• [AVAILABLE RECORDS]:
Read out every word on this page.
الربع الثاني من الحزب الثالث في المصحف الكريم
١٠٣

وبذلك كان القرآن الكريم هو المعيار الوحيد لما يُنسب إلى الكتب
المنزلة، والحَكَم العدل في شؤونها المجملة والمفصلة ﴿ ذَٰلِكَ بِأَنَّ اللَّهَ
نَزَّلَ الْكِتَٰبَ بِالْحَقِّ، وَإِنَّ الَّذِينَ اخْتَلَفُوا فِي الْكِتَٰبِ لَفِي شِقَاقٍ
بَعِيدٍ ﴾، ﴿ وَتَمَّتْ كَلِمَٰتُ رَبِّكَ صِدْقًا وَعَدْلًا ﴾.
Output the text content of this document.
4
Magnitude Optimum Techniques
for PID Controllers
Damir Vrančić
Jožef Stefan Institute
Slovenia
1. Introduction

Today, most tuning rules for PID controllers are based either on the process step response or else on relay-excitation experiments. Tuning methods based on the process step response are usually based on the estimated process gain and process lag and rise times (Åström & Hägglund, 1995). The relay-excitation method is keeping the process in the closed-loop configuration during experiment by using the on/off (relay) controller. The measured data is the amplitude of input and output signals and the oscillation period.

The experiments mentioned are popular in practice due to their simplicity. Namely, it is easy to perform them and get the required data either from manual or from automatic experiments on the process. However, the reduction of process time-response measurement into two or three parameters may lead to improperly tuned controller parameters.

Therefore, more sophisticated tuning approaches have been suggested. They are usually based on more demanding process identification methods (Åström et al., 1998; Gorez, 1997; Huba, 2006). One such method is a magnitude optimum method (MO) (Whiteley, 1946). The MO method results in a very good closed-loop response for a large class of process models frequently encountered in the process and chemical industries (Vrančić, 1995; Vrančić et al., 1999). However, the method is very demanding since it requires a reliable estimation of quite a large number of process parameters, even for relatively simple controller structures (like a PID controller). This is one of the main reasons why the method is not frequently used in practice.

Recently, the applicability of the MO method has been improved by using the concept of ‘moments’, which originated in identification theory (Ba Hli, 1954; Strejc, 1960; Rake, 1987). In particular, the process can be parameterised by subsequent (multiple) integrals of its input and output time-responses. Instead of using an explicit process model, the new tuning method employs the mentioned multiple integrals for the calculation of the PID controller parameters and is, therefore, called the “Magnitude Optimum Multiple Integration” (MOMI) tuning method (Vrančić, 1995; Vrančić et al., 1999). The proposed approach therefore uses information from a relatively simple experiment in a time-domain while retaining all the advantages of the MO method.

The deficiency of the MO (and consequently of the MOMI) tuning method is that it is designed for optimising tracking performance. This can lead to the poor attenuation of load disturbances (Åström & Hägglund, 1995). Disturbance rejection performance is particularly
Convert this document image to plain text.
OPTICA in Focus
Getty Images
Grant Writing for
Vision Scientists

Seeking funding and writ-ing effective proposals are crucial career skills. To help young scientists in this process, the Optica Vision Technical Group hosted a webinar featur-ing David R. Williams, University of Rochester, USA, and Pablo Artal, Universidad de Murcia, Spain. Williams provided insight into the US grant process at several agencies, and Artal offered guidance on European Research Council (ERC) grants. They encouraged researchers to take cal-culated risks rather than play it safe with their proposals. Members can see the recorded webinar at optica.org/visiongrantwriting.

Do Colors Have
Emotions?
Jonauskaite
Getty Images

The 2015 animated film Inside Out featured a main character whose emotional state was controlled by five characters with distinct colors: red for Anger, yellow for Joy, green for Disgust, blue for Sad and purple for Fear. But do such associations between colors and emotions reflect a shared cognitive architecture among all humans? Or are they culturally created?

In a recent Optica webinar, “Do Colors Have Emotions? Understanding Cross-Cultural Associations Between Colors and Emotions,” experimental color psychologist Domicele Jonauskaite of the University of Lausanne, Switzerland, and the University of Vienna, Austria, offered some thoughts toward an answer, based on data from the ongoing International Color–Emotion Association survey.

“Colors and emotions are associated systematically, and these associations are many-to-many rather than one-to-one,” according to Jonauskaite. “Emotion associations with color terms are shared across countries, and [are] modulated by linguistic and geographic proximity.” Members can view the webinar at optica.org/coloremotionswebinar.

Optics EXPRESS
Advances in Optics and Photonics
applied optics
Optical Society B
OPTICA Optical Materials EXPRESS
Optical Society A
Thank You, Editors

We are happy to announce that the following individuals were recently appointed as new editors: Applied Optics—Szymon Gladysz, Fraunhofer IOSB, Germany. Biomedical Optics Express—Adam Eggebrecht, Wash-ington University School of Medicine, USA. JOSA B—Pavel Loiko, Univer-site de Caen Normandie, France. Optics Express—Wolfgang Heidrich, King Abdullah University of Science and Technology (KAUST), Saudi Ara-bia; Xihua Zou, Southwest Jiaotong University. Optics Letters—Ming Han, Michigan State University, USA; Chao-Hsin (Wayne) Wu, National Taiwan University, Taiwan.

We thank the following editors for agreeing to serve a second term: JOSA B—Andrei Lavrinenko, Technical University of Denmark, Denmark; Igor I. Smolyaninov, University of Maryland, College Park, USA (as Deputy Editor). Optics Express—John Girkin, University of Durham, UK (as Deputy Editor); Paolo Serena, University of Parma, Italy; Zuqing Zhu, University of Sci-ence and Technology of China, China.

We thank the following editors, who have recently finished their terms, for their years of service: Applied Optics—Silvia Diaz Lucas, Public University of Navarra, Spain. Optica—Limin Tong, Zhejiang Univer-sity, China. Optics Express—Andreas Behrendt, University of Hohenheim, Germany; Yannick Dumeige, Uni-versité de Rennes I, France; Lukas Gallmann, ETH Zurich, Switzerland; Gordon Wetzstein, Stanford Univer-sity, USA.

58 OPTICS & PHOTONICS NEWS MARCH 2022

• [WHAT IS EXPECTED]: Scan the records above for the string "text", then select every line that holds it.

• [RESPONSE TO THE EXERCISE]:
Output the text content of this document.
Convert this document image to plain text.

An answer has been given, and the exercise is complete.